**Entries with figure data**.

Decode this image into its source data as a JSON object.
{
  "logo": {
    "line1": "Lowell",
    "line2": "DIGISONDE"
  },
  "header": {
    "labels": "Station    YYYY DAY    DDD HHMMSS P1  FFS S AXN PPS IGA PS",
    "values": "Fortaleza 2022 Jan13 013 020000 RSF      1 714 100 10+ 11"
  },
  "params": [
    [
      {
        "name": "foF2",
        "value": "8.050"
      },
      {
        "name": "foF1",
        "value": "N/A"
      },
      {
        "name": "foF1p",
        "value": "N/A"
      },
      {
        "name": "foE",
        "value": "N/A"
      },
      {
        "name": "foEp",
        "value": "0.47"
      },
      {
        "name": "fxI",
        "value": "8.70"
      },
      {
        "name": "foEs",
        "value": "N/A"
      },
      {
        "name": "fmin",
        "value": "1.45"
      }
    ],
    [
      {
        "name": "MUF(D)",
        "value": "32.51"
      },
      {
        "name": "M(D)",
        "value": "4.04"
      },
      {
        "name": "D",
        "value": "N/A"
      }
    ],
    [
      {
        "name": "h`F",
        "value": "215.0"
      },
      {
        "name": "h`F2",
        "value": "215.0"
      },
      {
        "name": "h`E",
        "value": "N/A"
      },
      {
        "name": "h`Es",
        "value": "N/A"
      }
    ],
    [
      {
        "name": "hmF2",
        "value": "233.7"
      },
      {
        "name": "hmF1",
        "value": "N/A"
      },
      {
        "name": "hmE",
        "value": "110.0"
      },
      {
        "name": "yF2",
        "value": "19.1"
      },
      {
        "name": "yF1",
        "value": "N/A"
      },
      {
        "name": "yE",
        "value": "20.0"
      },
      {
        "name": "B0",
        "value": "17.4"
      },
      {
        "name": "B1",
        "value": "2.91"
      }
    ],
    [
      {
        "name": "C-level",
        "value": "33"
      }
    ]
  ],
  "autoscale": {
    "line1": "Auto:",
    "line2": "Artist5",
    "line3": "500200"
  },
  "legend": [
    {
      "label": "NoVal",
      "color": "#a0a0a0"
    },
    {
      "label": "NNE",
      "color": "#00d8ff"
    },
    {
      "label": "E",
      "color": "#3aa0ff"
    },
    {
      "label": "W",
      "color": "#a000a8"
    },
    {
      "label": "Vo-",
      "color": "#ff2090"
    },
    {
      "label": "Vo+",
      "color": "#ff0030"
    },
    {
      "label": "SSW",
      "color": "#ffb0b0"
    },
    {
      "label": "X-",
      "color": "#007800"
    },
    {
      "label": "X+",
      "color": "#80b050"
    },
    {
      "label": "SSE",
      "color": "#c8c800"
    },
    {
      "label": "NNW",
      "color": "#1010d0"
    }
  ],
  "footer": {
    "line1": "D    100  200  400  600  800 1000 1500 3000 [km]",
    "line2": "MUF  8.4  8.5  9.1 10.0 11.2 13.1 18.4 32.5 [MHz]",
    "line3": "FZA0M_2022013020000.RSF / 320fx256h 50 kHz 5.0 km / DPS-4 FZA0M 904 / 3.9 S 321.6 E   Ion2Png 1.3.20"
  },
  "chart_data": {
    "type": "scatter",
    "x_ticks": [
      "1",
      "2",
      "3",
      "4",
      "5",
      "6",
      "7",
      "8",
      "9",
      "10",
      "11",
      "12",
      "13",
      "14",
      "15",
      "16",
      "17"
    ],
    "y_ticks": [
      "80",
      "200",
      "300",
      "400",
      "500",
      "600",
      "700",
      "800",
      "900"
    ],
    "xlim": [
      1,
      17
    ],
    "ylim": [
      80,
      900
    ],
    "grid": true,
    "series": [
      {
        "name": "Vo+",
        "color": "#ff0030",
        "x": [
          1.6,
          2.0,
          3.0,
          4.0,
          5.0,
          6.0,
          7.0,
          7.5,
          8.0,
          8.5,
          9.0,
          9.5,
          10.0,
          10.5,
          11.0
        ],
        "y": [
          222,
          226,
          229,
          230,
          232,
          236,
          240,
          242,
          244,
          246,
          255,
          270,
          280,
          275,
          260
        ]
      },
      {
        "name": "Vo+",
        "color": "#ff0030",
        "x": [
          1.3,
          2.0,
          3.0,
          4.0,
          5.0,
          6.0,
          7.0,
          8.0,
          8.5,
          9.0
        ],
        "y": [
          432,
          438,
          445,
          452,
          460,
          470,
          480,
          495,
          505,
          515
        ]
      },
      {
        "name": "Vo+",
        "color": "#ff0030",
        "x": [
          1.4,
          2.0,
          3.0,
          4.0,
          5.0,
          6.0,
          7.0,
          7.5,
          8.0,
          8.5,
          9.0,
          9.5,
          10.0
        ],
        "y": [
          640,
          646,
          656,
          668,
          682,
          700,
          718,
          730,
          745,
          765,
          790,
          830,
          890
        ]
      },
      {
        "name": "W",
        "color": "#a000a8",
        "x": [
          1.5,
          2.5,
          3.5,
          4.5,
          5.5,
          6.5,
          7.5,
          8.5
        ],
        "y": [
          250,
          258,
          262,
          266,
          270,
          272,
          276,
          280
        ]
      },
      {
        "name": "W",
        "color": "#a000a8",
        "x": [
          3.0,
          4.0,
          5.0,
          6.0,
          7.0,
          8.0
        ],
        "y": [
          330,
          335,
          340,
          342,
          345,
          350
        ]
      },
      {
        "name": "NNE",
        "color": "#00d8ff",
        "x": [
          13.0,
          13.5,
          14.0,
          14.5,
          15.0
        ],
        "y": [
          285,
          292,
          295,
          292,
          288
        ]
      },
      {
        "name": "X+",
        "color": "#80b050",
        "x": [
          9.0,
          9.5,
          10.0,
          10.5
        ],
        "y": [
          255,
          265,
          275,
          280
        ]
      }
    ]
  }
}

**WHAT THIS TASK INVOLVES**. All records above must be set down exactly, please.

**THE ANSWER**.
Decode this image into its source data as a JSON object.
{
  "logo": {
    "line1": "Lowell",
    "line2": "DIGISONDE"
  },
  "header": {
    "labels": "Station    YYYY DAY    DDD HHMMSS P1  FFS S AXN PPS IGA PS",
    "values": "Fortaleza 2022 Jan13 013 020000 RSF      1 714 100 10+ 11"
  },
  "params": [
    [
      {
        "name": "foF2",
        "value": "8.050"
      },
      {
        "name": "foF1",
        "value": "N/A"
      },
      {
        "name": "foF1p",
        "value": "N/A"
      },
      {
        "name": "foE",
        "value": "N/A"
      },
      {
        "name": "foEp",
        "value": "0.47"
      },
      {
        "name": "fxI",
        "value": "8.70"
      },
      {
        "name": "foEs",
        "value": "N/A"
      },
      {
        "name": "fmin",
        "value": "1.45"
      }
    ],
    [
      {
        "name": "MUF(D)",
        "value": "32.51"
      },
      {
        "name": "M(D)",
        "value": "4.04"
      },
      {
        "name": "D",
        "value": "N/A"
      }
    ],
    [
      {
        "name": "h`F",
        "value": "215.0"
      },
      {
        "name": "h`F2",
        "value": "215.0"
      },
      {
        "name": "h`E",
        "value": "N/A"
      },
      {
        "name": "h`Es",
        "value": "N/A"
      }
    ],
    [
      {
        "name": "hmF2",
        "value": "233.7"
      },
      {
        "name": "hmF1",
        "value": "N/A"
      },
      {
        "name": "hmE",
        "value": "110.0"
      },
      {
        "name": "yF2",
        "value": "19.1"
      },
      {
        "name": "yF1",
        "value": "N/A"
      },
      {
        "name": "yE",
        "value": "20.0"
      },
      {
        "name": "B0",
        "value": "17.4"
      },
      {
        "name": "B1",
        "value": "2.91"
      }
    ],
    [
      {
        "name": "C-level",
        "value": "33"
      }
    ]
  ],
  "autoscale": {
    "line1": "Auto:",
    "line2": "Artist5",
    "line3": "500200"
  },
  "legend": [
    {
      "label": "NoVal",
      "color": "#a0a0a0"
    },
    {
      "label": "NNE",
      "color": "#00d8ff"
    },
    {
      "label": "E",
      "color": "#3aa0ff"
    },
    {
      "label": "W",
      "color": "#a000a8"
    },
    {
      "label": "Vo-",
      "color": "#ff2090"
    },
    {
      "label": "Vo+",
      "color": "#ff0030"
    },
    {
      "label": "SSW",
      "color": "#ffb0b0"
    },
    {
      "label": "X-",
      "color": "#007800"
    },
    {
      "label": "X+",
      "color": "#80b050"
    },
    {
      "label": "SSE",
      "color": "#c8c800"
    },
    {
      "label": "NNW",
      "color": "#1010d0"
    }
  ],
  "footer": {
    "line1": "D    100  200  400  600  800 1000 1500 3000 [km]",
    "line2": "MUF  8.4  8.5  9.1 10.0 11.2 13.1 18.4 32.5 [MHz]",
    "line3": "FZA0M_2022013020000.RSF / 320fx256h 50 kHz 5.0 km / DPS-4 FZA0M 904 / 3.9 S 321.6 E   Ion2Png 1.3.20"
  },
  "chart_data": {
    "type": "scatter",
    "x_ticks": [
      "1",
      "2",
      "3",
      "4",
      "5",
      "6",
      "7",
      "8",
      "9",
      "10",
      "11",
      "12",
      "13",
      "14",
      "15",
      "16",
      "17"
    ],
    "y_ticks": [
      "80",
      "200",
      "300",
      "400",
      "500",
      "600",
      "700",
      "800",
      "900"
    ],
    "xlim": [
      1,
      17
    ],
    "ylim": [
      80,
      900
    ],
    "grid": true,
    "series": [
      {
        "name": "Vo+",
        "color": "#ff0030",
        "x": [
          1.6,
          2.0,
          3.0,
          4.0,
          5.0,
          6.0,
          7.0,
          7.5,
          8.0,
          8.5,
          9.0,
          9.5,
          10.0,
          10.5,
          11.0
        ],
        "y": [
          222,
          226,
          229,
          230,
          232,
          236,
          240,
          242,
          244,
          246,
          255,
          270,
          280,
          275,
          260
        ]
      },
      {
        "name": "Vo+",
        "color": "#ff0030",
        "x": [
          1.3,
          2.0,
          3.0,
          4.0,
          5.0,
          6.0,
          7.0,
          8.0,
          8.5,
          9.0
        ],
        "y": [
          432,
          438,
          445,
          452,
          460,
          470,
          480,
          495,
          505,
          515
        ]
      },
      {
        "name": "Vo+",
        "color": "#ff0030",
        "x": [
          1.4,
          2.0,
          3.0,
          4.0,
          5.0,
          6.0,
          7.0,
          7.5,
          8.0,
          8.5,
          9.0,
          9.5,
          10.0
        ],
        "y": [
          640,
          646,
          656,
          668,
          682,
          700,
          718,
          730,
          745,
          765,
          790,
          830,
          890
        ]
      },
      {
        "name": "W",
        "color": "#a000a8",
        "x": [
          1.5,
          2.5,
          3.5,
          4.5,
          5.5,
          6.5,
          7.5,
          8.5
        ],
        "y": [
          250,
          258,
          262,
          266,
          270,
          272,
          276,
          280
        ]
      },
      {
        "name": "W",
        "color": "#a000a8",
        "x": [
          3.0,
          4.0,
          5.0,
          6.0,
          7.0,
          8.0
        ],
        "y": [
          330,
          335,
          340,
          342,
          345,
          350
        ]
      },
      {
        "name": "NNE",
        "color": "#00d8ff",
        "x": [
          13.0,
          13.5,
          14.0,
          14.5,
          15.0
        ],
        "y": [
          285,
          292,
          295,
          292,
          288
        ]
      },
      {
        "name": "X+",
        "color": "#80b050",
        "x": [
          9.0,
          9.5,
          10.0,
          10.5
        ],
        "y": [
          255,
          265,
          275,
          280
        ]
      }
    ]
  }
}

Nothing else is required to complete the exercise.